>> START Provided records

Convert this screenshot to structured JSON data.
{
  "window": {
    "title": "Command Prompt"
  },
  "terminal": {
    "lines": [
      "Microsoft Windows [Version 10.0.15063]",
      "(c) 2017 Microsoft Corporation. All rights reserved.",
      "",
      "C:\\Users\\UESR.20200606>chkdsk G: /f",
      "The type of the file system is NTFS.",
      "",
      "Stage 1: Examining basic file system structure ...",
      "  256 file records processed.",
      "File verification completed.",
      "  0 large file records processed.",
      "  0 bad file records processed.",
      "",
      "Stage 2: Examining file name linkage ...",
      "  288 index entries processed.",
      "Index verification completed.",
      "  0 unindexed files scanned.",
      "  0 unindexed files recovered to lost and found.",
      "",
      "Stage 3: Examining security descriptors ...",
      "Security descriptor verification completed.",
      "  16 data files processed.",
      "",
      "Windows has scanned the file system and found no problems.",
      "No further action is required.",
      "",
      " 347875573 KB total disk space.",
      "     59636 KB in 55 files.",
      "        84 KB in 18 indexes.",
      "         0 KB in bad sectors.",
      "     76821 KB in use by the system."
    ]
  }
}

>> END Provided records

- Work to do -
Extract, word for word, each line of the listing above.

- The completed task -
Convert this screenshot to structured JSON data.
{
  "window": {
    "title": "Command Prompt"
  },
  "terminal": {
    "lines": [
      "Microsoft Windows [Version 10.0.15063]",
      "(c) 2017 Microsoft Corporation. All rights reserved.",
      "",
      "C:\\Users\\UESR.20200606>chkdsk G: /f",
      "The type of the file system is NTFS.",
      "",
      "Stage 1: Examining basic file system structure ...",
      "  256 file records processed.",
      "File verification completed.",
      "  0 large file records processed.",
      "  0 bad file records processed.",
      "",
      "Stage 2: Examining file name linkage ...",
      "  288 index entries processed.",
      "Index verification completed.",
      "  0 unindexed files scanned.",
      "  0 unindexed files recovered to lost and found.",
      "",
      "Stage 3: Examining security descriptors ...",
      "Security descriptor verification completed.",
      "  16 data files processed.",
      "",
      "Windows has scanned the file system and found no problems.",
      "No further action is required.",
      "",
      " 347875573 KB total disk space.",
      "     59636 KB in 55 files.",
      "        84 KB in 18 indexes.",
      "         0 KB in bad sectors.",
      "     76821 KB in use by the system."
    ]
  }
}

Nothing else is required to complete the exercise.